### EXERCISE INPUT ###

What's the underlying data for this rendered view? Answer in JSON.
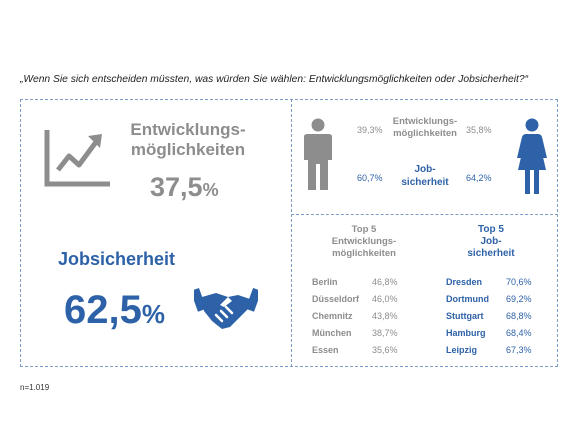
{
  "question": "„Wenn Sie sich entscheiden müssten, was würden Sie wählen: Entwicklungsmöglichkeiten oder Jobsicherheit?“",
  "footnote": "n=1.019",
  "colors": {
    "grey": "#8d8d8d",
    "blue": "#2e62a8",
    "border": "#7d9cc6"
  },
  "left": {
    "dev_label_1": "Entwicklungs-",
    "dev_label_2": "möglichkeiten",
    "dev_value": "37,5",
    "dev_unit": "%",
    "job_label": "Jobsicherheit",
    "job_value": "62,5",
    "job_unit": "%",
    "dev_icon": "growth-chart-icon",
    "job_icon": "handshake-icon"
  },
  "gender": {
    "dev_label_1": "Entwicklungs-",
    "dev_label_2": "möglichkeiten",
    "job_label_1": "Job-",
    "job_label_2": "sicherheit",
    "male_dev": "39,3%",
    "female_dev": "35,8%",
    "male_job": "60,7%",
    "female_job": "64,2%",
    "male_icon": "man-icon",
    "female_icon": "woman-icon"
  },
  "cities": {
    "dev_title_1": "Top 5",
    "dev_title_2": "Entwicklungs-",
    "dev_title_3": "möglichkeiten",
    "job_title_1": "Top 5",
    "job_title_2": "Job-",
    "job_title_3": "sicherheit",
    "dev": [
      {
        "city": "Berlin",
        "value": "46,8%"
      },
      {
        "city": "Düsseldorf",
        "value": "46,0%"
      },
      {
        "city": "Chemnitz",
        "value": "43,8%"
      },
      {
        "city": "München",
        "value": "38,7%"
      },
      {
        "city": "Essen",
        "value": "35,6%"
      }
    ],
    "job": [
      {
        "city": "Dresden",
        "value": "70,6%"
      },
      {
        "city": "Dortmund",
        "value": "69,2%"
      },
      {
        "city": "Stuttgart",
        "value": "68,8%"
      },
      {
        "city": "Hamburg",
        "value": "68,4%"
      },
      {
        "city": "Leipzig",
        "value": "67,3%"
      }
    ]
  },
  "chart_data": {
    "type": "table",
    "overall": [
      {
        "name": "Entwicklungsmöglichkeiten",
        "value": 37.5
      },
      {
        "name": "Jobsicherheit",
        "value": 62.5
      }
    ],
    "by_gender": {
      "male": {
        "Entwicklungsmöglichkeiten": 39.3,
        "Jobsicherheit": 60.7
      },
      "female": {
        "Entwicklungsmöglichkeiten": 35.8,
        "Jobsicherheit": 64.2
      }
    },
    "top5_entwicklungsmoeglichkeiten": [
      {
        "city": "Berlin",
        "value": 46.8
      },
      {
        "city": "Düsseldorf",
        "value": 46.0
      },
      {
        "city": "Chemnitz",
        "value": 43.8
      },
      {
        "city": "München",
        "value": 38.7
      },
      {
        "city": "Essen",
        "value": 35.6
      }
    ],
    "top5_jobsicherheit": [
      {
        "city": "Dresden",
        "value": 70.6
      },
      {
        "city": "Dortmund",
        "value": 69.2
      },
      {
        "city": "Stuttgart",
        "value": 68.8
      },
      {
        "city": "Hamburg",
        "value": 68.4
      },
      {
        "city": "Leipzig",
        "value": 67.3
      }
    ]
  }
}
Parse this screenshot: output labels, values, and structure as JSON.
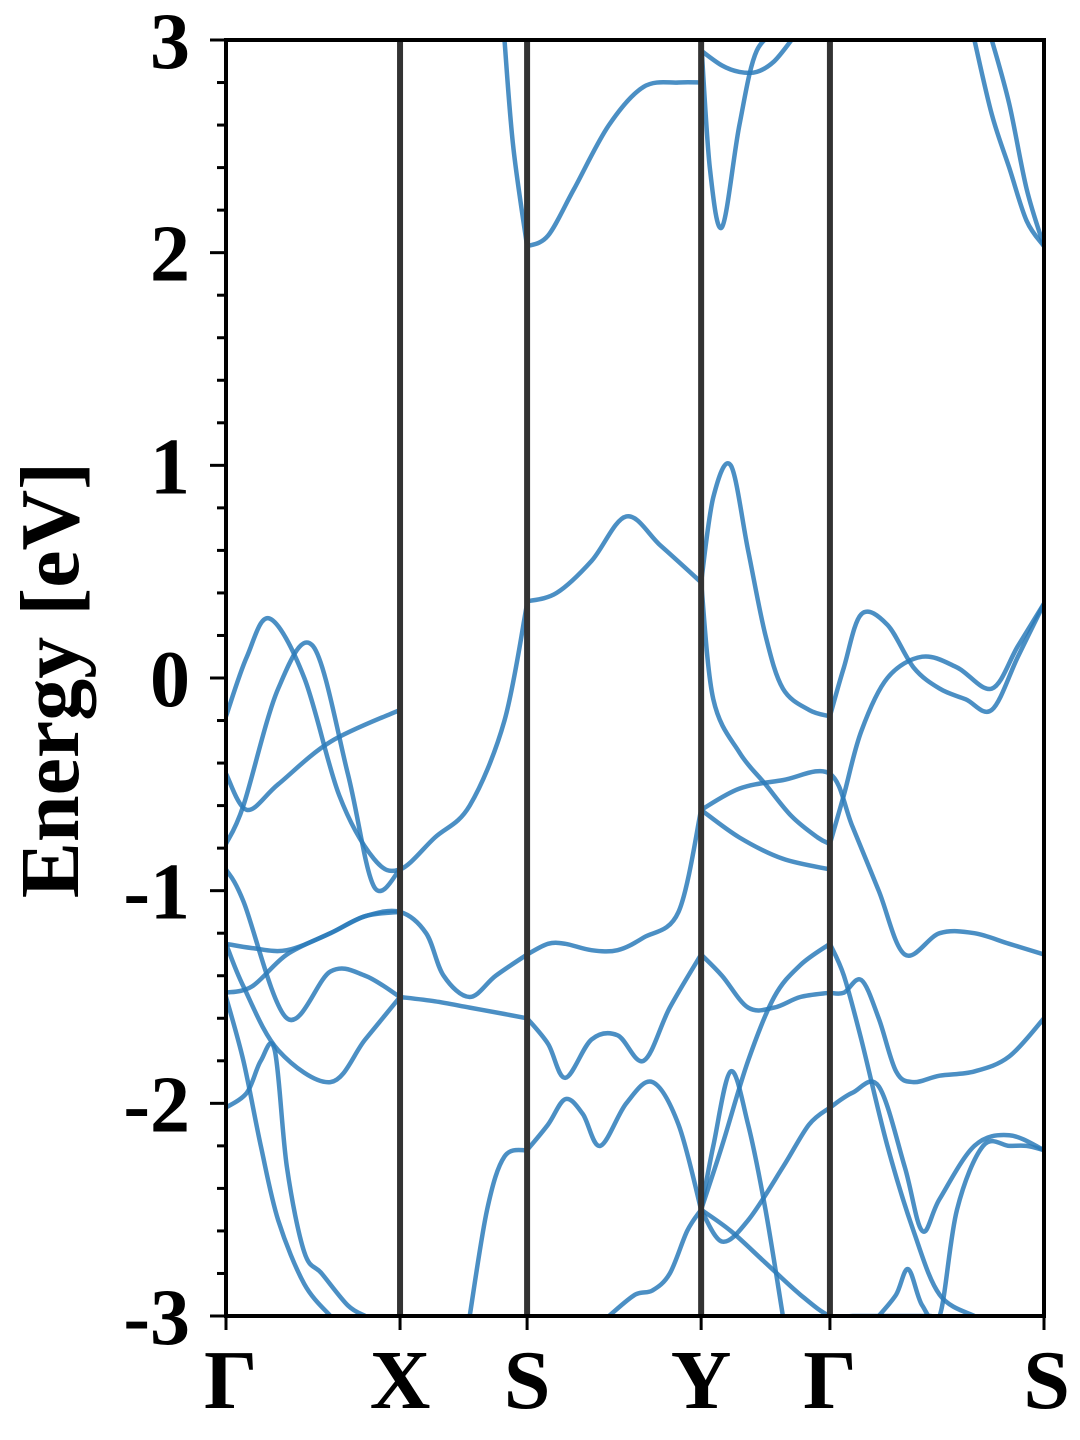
{
  "chart_data": {
    "type": "line",
    "title": "",
    "xlabel": "",
    "ylabel": "Energy [eV]",
    "ylim": [
      -3,
      3
    ],
    "y_ticks": [
      "-3",
      "-2",
      "-1",
      "0",
      "1",
      "2",
      "3"
    ],
    "y_minor_step": 0.2,
    "x_ticks": [
      {
        "label": "Γ",
        "pos": 0.0
      },
      {
        "label": "X",
        "pos": 1.0
      },
      {
        "label": "S",
        "pos": 1.73
      },
      {
        "label": "Y",
        "pos": 2.73
      },
      {
        "label": "Γ",
        "pos": 3.47
      },
      {
        "label": "S",
        "pos": 4.7
      }
    ],
    "xlim": [
      0,
      4.7
    ],
    "colors": {
      "bands": "#2b7bba",
      "kpath_lines": "#333333"
    },
    "grid": false,
    "series": [
      {
        "x": [
          0,
          0.12,
          0.25,
          0.45,
          0.65,
          0.85,
          1.0,
          1.2,
          1.4,
          1.6,
          1.73
        ],
        "y": [
          -0.18,
          0.1,
          0.28,
          0.0,
          -0.55,
          -0.85,
          -0.9,
          -0.75,
          -0.6,
          -0.2,
          0.35
        ]
      },
      {
        "x": [
          0,
          0.1,
          0.3,
          0.5,
          0.7,
          0.85,
          1.0
        ],
        "y": [
          -0.78,
          -0.6,
          -0.05,
          0.15,
          -0.45,
          -0.98,
          -0.9
        ]
      },
      {
        "x": [
          0,
          0.12,
          0.3,
          0.6,
          1.0
        ],
        "y": [
          -0.45,
          -0.62,
          -0.5,
          -0.3,
          -0.15
        ]
      },
      {
        "x": [
          1.73,
          1.9,
          2.1,
          2.3,
          2.5,
          2.73
        ],
        "y": [
          0.36,
          0.4,
          0.55,
          0.76,
          0.62,
          0.45
        ]
      },
      {
        "x": [
          2.73,
          2.8,
          2.9,
          3.0,
          3.1,
          3.2,
          3.35,
          3.47
        ],
        "y": [
          0.45,
          0.85,
          1.0,
          0.6,
          0.2,
          -0.05,
          -0.15,
          -0.18
        ]
      },
      {
        "x": [
          3.47,
          3.55,
          3.65,
          3.8,
          3.95,
          4.1,
          4.25,
          4.4,
          4.55,
          4.7
        ],
        "y": [
          -0.18,
          0.05,
          0.3,
          0.25,
          0.05,
          -0.05,
          -0.1,
          -0.15,
          0.1,
          0.35
        ]
      },
      {
        "x": [
          2.73,
          2.8,
          2.95,
          3.1,
          3.25,
          3.4,
          3.47
        ],
        "y": [
          0.45,
          -0.1,
          -0.35,
          -0.5,
          -0.65,
          -0.75,
          -0.78
        ]
      },
      {
        "x": [
          3.47,
          3.55,
          3.65,
          3.8,
          4.0,
          4.2,
          4.4,
          4.55,
          4.7
        ],
        "y": [
          -0.78,
          -0.55,
          -0.25,
          0.0,
          0.1,
          0.05,
          -0.05,
          0.15,
          0.35
        ]
      },
      {
        "x": [
          2.73,
          2.95,
          3.2,
          3.47,
          3.6,
          3.75,
          3.9,
          4.1,
          4.3,
          4.5,
          4.7
        ],
        "y": [
          -0.62,
          -0.52,
          -0.48,
          -0.45,
          -0.7,
          -1.0,
          -1.3,
          -1.2,
          -1.2,
          -1.25,
          -1.3
        ]
      },
      {
        "x": [
          2.73,
          2.95,
          3.2,
          3.47
        ],
        "y": [
          -0.62,
          -0.75,
          -0.85,
          -0.9
        ]
      },
      {
        "x": [
          0,
          0.15,
          0.35,
          0.6,
          0.8,
          1.0,
          1.15,
          1.25,
          1.4,
          1.55,
          1.73
        ],
        "y": [
          -1.25,
          -1.27,
          -1.28,
          -1.2,
          -1.12,
          -1.1,
          -1.2,
          -1.4,
          -1.5,
          -1.4,
          -1.3
        ]
      },
      {
        "x": [
          1.73,
          1.85,
          1.95,
          2.1,
          2.25,
          2.4,
          2.6,
          2.73
        ],
        "y": [
          -1.3,
          -1.25,
          -1.25,
          -1.28,
          -1.28,
          -1.22,
          -1.1,
          -0.62
        ]
      },
      {
        "x": [
          0,
          0.15,
          0.35,
          0.6,
          0.8,
          1.0
        ],
        "y": [
          -1.48,
          -1.45,
          -1.3,
          -1.2,
          -1.12,
          -1.1
        ]
      },
      {
        "x": [
          0,
          0.1,
          0.35,
          0.6,
          0.8,
          1.0
        ],
        "y": [
          -0.9,
          -1.05,
          -1.6,
          -1.38,
          -1.4,
          -1.5
        ]
      },
      {
        "x": [
          1.0,
          1.2,
          1.4,
          1.6,
          1.73
        ],
        "y": [
          -1.5,
          -1.52,
          -1.55,
          -1.58,
          -1.6
        ]
      },
      {
        "x": [
          1.73,
          1.85,
          1.95,
          2.1,
          2.25,
          2.4,
          2.55,
          2.73
        ],
        "y": [
          -1.6,
          -1.72,
          -1.88,
          -1.7,
          -1.68,
          -1.8,
          -1.55,
          -1.3
        ]
      },
      {
        "x": [
          2.73,
          2.85,
          3.0,
          3.15,
          3.3,
          3.47
        ],
        "y": [
          -1.3,
          -1.4,
          -1.55,
          -1.55,
          -1.5,
          -1.48
        ]
      },
      {
        "x": [
          3.47,
          3.55,
          3.65,
          3.75,
          3.85,
          3.95,
          4.1,
          4.3,
          4.5,
          4.7
        ],
        "y": [
          -1.48,
          -1.48,
          -1.42,
          -1.6,
          -1.85,
          -1.9,
          -1.87,
          -1.85,
          -1.78,
          -1.6
        ]
      },
      {
        "x": [
          0,
          0.1,
          0.3,
          0.6,
          0.8,
          1.0
        ],
        "y": [
          -1.25,
          -1.45,
          -1.75,
          -1.9,
          -1.7,
          -1.5
        ]
      },
      {
        "x": [
          0,
          0.12,
          0.2,
          0.28,
          0.35,
          0.45,
          0.55,
          0.7,
          0.8
        ],
        "y": [
          -2.02,
          -1.95,
          -1.8,
          -1.75,
          -2.3,
          -2.7,
          -2.8,
          -2.95,
          -3.0
        ]
      },
      {
        "x": [
          0,
          0.1,
          0.2,
          0.3,
          0.45,
          0.6
        ],
        "y": [
          -1.5,
          -1.8,
          -2.2,
          -2.55,
          -2.85,
          -3.0
        ]
      },
      {
        "x": [
          1.4,
          1.5,
          1.6,
          1.73
        ],
        "y": [
          -3.0,
          -2.5,
          -2.25,
          -2.22
        ]
      },
      {
        "x": [
          1.73,
          1.85,
          1.95,
          2.05,
          2.15,
          2.3,
          2.45,
          2.6,
          2.73
        ],
        "y": [
          -2.22,
          -2.1,
          -1.98,
          -2.05,
          -2.2,
          -2.0,
          -1.9,
          -2.1,
          -2.5
        ]
      },
      {
        "x": [
          2.73,
          2.85,
          3.0,
          3.15,
          3.3,
          3.47
        ],
        "y": [
          -2.5,
          -2.2,
          -1.8,
          -1.5,
          -1.35,
          -1.25
        ]
      },
      {
        "x": [
          2.73,
          2.85,
          3.0,
          3.2,
          3.35,
          3.47
        ],
        "y": [
          -2.5,
          -2.65,
          -2.55,
          -2.3,
          -2.1,
          -2.02
        ]
      },
      {
        "x": [
          3.47,
          3.6,
          3.75,
          3.9,
          4.0,
          4.1,
          4.3,
          4.5,
          4.7
        ],
        "y": [
          -2.02,
          -1.95,
          -1.92,
          -2.3,
          -2.6,
          -2.45,
          -2.2,
          -2.15,
          -2.22
        ]
      },
      {
        "x": [
          2.2,
          2.35,
          2.45,
          2.55,
          2.65,
          2.73
        ],
        "y": [
          -3.0,
          -2.9,
          -2.88,
          -2.8,
          -2.6,
          -2.5
        ]
      },
      {
        "x": [
          2.73,
          2.8,
          2.9,
          3.0,
          3.1,
          3.2
        ],
        "y": [
          -2.5,
          -2.2,
          -1.85,
          -2.1,
          -2.5,
          -3.0
        ]
      },
      {
        "x": [
          2.73,
          2.9,
          3.1,
          3.3,
          3.47,
          3.6,
          3.75,
          3.9,
          4.05
        ],
        "y": [
          -2.5,
          -2.6,
          -2.75,
          -2.9,
          -3.0,
          -3.0,
          -3.0,
          -3.0,
          -3.0
        ]
      },
      {
        "x": [
          3.47,
          3.55,
          3.65,
          3.8,
          3.95,
          4.1,
          4.3
        ],
        "y": [
          -1.25,
          -1.4,
          -1.7,
          -2.2,
          -2.6,
          -2.9,
          -3.0
        ]
      },
      {
        "x": [
          3.75,
          3.85,
          3.92,
          4.0,
          4.1,
          4.2,
          4.35,
          4.5,
          4.6,
          4.7
        ],
        "y": [
          -3.0,
          -2.9,
          -2.78,
          -2.95,
          -3.0,
          -2.5,
          -2.2,
          -2.2,
          -2.2,
          -2.22
        ]
      },
      {
        "x": [
          1.6,
          1.65,
          1.73
        ],
        "y": [
          3.0,
          2.5,
          2.03
        ]
      },
      {
        "x": [
          1.73,
          1.85,
          2.0,
          2.2,
          2.4,
          2.6,
          2.73
        ],
        "y": [
          2.03,
          2.08,
          2.3,
          2.6,
          2.78,
          2.8,
          2.8
        ]
      },
      {
        "x": [
          2.73,
          2.78,
          2.85,
          2.95,
          3.05,
          3.2
        ],
        "y": [
          3.0,
          2.4,
          2.12,
          2.6,
          2.95,
          3.05
        ]
      },
      {
        "x": [
          2.73,
          2.85,
          2.95,
          3.05,
          3.15,
          3.25
        ],
        "y": [
          2.95,
          2.88,
          2.85,
          2.85,
          2.9,
          3.0
        ]
      },
      {
        "x": [
          4.3,
          4.4,
          4.5,
          4.6,
          4.7
        ],
        "y": [
          3.0,
          2.65,
          2.4,
          2.15,
          2.03
        ]
      },
      {
        "x": [
          4.4,
          4.5,
          4.6,
          4.7
        ],
        "y": [
          3.0,
          2.7,
          2.3,
          2.03
        ]
      }
    ]
  }
}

###

EXERCISE BRIEF =
Locate all lines that include the word "JSON" and copy them out.

ANSWER TO THIS TASK =
What's the underlying data for this rendered view? Answer in JSON.
Parse this screenshot: output labels, values, and structure as JSON.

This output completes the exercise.